- _PROBLEM STATEMENT_:
Below is a block of records: output all of them exactly and leave out the pictures.

- _DATASET RECORDS_:

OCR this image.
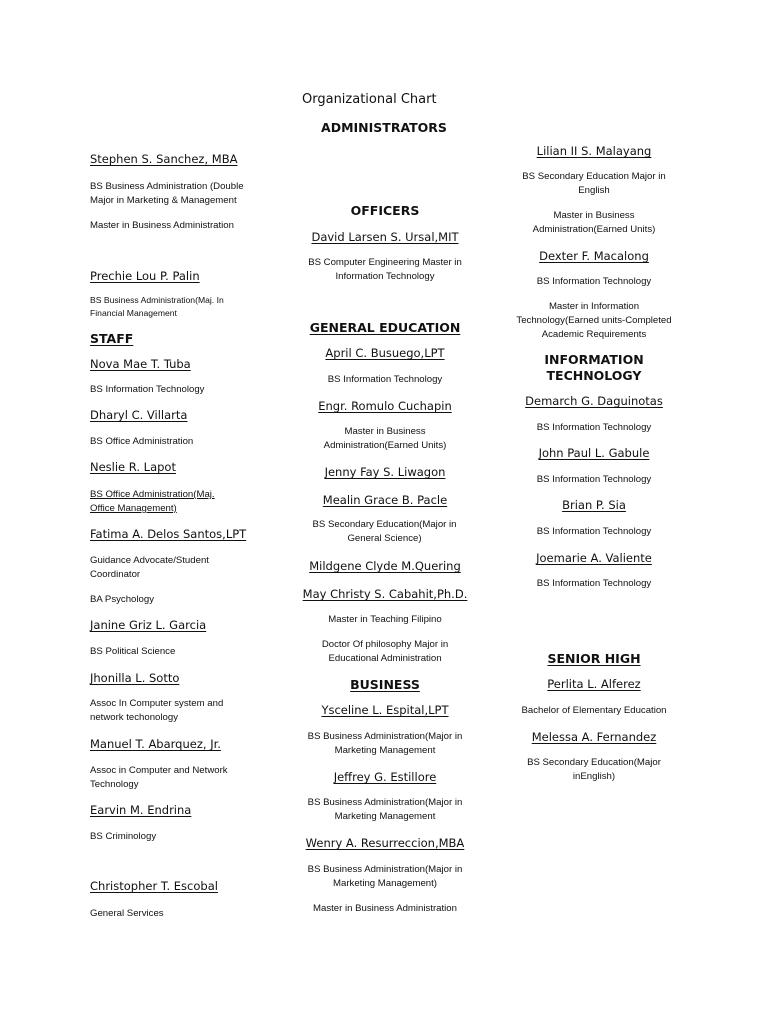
Organizational Chart
ADMINISTRATORS
Stephen S. Sanchez, MBA
BS Business Administration (Double Major in Marketing & Management
Master in Business Administration
Prechie Lou P. Palin
BS Business Administration(Maj. In Financial Management
STAFF
Nova Mae T. Tuba
BS Information Technology
Dharyl C. Villarta
BS Office Administration
Neslie R. Lapot
BS Office Administration(Maj. Office Management)
Fatima A. Delos Santos,LPT
Guidance Advocate/Student Coordinator
BA Psychology
Janine Griz L. Garcia
BS Political Science
Jhonilla L. Sotto
Assoc In Computer system and network techonology
Manuel T. Abarquez, Jr.
Assoc in Computer and Network Technology
Earvin M. Endrina
BS Criminology
Christopher T. Escobal
General Services
OFFICERS
David Larsen S. Ursal,MIT
BS Computer Engineering Master in Information Technology
GENERAL EDUCATION
April C. Busuego,LPT
BS Information Technology
Engr. Romulo Cuchapin
Master in Business Administration(Earned Units)
Jenny Fay S. Liwagon
Mealin Grace B. Pacle
BS Secondary Education(Major in General Science)
Mildgene Clyde M.Quering
May Christy S. Cabahit,Ph.D.
Master in Teaching Filipino
Doctor Of philosophy Major in Educational Administration
BUSINESS
Ysceline L. Espital,LPT
BS Business Administration(Major in Marketing Management
Jeffrey G. Estillore
BS Business Administration(Major in Marketing Management
Wenry A. Resurreccion,MBA
BS Business Administration(Major in Marketing Management)
Master in Business Administration
Lilian II S. Malayang
BS Secondary Education Major in English
Master in Business Administration(Earned Units)
Dexter F. Macalong
BS Information Technology
Master in Information Technology(Earned units-Completed Academic Requirements
INFORMATION TECHNOLOGY
Demarch G. Daguinotas
BS Information Technology
John Paul L. Gabule
BS Information Technology
Brian P. Sia
BS Information Technology
Joemarie A. Valiente
BS Information Technology
SENIOR HIGH
Perlita L. Alferez
Bachelor of Elementary Education
Melessa A. Fernandez
BS Secondary Education(Major inEnglish)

- _RESULT OF THE TASK_:
OCR this image.
Organizational Chart
ADMINISTRATORS
Stephen S. Sanchez, MBA
BS Business Administration (Double Major in Marketing & Management
Master in Business Administration
Prechie Lou P. Palin
BS Business Administration(Maj. In Financial Management
STAFF
Nova Mae T. Tuba
BS Information Technology
Dharyl C. Villarta
BS Office Administration
Neslie R. Lapot
BS Office Administration(Maj. Office Management)
Fatima A. Delos Santos,LPT
Guidance Advocate/Student Coordinator
BA Psychology
Janine Griz L. Garcia
BS Political Science
Jhonilla L. Sotto
Assoc In Computer system and network techonology
Manuel T. Abarquez, Jr.
Assoc in Computer and Network Technology
Earvin M. Endrina
BS Criminology
Christopher T. Escobal
General Services
OFFICERS
David Larsen S. Ursal,MIT
BS Computer Engineering Master in Information Technology
GENERAL EDUCATION
April C. Busuego,LPT
BS Information Technology
Engr. Romulo Cuchapin
Master in Business Administration(Earned Units)
Jenny Fay S. Liwagon
Mealin Grace B. Pacle
BS Secondary Education(Major in General Science)
Mildgene Clyde M.Quering
May Christy S. Cabahit,Ph.D.
Master in Teaching Filipino
Doctor Of philosophy Major in Educational Administration
BUSINESS
Ysceline L. Espital,LPT
BS Business Administration(Major in Marketing Management
Jeffrey G. Estillore
BS Business Administration(Major in Marketing Management
Wenry A. Resurreccion,MBA
BS Business Administration(Major in Marketing Management)
Master in Business Administration
Lilian II S. Malayang
BS Secondary Education Major in English
Master in Business Administration(Earned Units)
Dexter F. Macalong
BS Information Technology
Master in Information Technology(Earned units-Completed Academic Requirements
INFORMATION TECHNOLOGY
Demarch G. Daguinotas
BS Information Technology
John Paul L. Gabule
BS Information Technology
Brian P. Sia
BS Information Technology
Joemarie A. Valiente
BS Information Technology
SENIOR HIGH
Perlita L. Alferez
Bachelor of Elementary Education
Melessa A. Fernandez
BS Secondary Education(Major inEnglish)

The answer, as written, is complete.